| Short task |
Output the material below in its entirety, exactly as given.

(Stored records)

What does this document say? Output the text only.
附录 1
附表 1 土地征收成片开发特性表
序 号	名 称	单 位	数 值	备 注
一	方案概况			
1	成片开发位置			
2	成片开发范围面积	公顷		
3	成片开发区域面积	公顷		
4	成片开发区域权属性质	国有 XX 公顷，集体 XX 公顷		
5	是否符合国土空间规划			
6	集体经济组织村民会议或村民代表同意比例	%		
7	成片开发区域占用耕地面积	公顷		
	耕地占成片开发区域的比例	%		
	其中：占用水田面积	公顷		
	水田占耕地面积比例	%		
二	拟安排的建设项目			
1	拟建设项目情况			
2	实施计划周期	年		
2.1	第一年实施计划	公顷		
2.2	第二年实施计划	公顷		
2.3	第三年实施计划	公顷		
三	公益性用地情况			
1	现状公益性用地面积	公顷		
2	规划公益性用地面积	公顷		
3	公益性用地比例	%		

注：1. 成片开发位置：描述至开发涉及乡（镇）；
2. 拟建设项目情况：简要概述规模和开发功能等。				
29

| The solution |
What does this document say? Output the text only.
附录 1
附表 1 土地征收成片开发特性表
序 号	名 称	单 位	数 值	备 注
一	方案概况			
1	成片开发位置			
2	成片开发范围面积	公顷		
3	成片开发区域面积	公顷		
4	成片开发区域权属性质	国有 XX 公顷，集体 XX 公顷		
5	是否符合国土空间规划			
6	集体经济组织村民会议或村民代表同意比例	%		
7	成片开发区域占用耕地面积	公顷		
	耕地占成片开发区域的比例	%		
	其中：占用水田面积	公顷		
	水田占耕地面积比例	%		
二	拟安排的建设项目			
1	拟建设项目情况			
2	实施计划周期	年		
2.1	第一年实施计划	公顷		
2.2	第二年实施计划	公顷		
2.3	第三年实施计划	公顷		
三	公益性用地情况			
1	现状公益性用地面积	公顷		
2	规划公益性用地面积	公顷		
3	公益性用地比例	%		

注：1. 成片开发位置：描述至开发涉及乡（镇）；
2. 拟建设项目情况：简要概述规模和开发功能等。				
29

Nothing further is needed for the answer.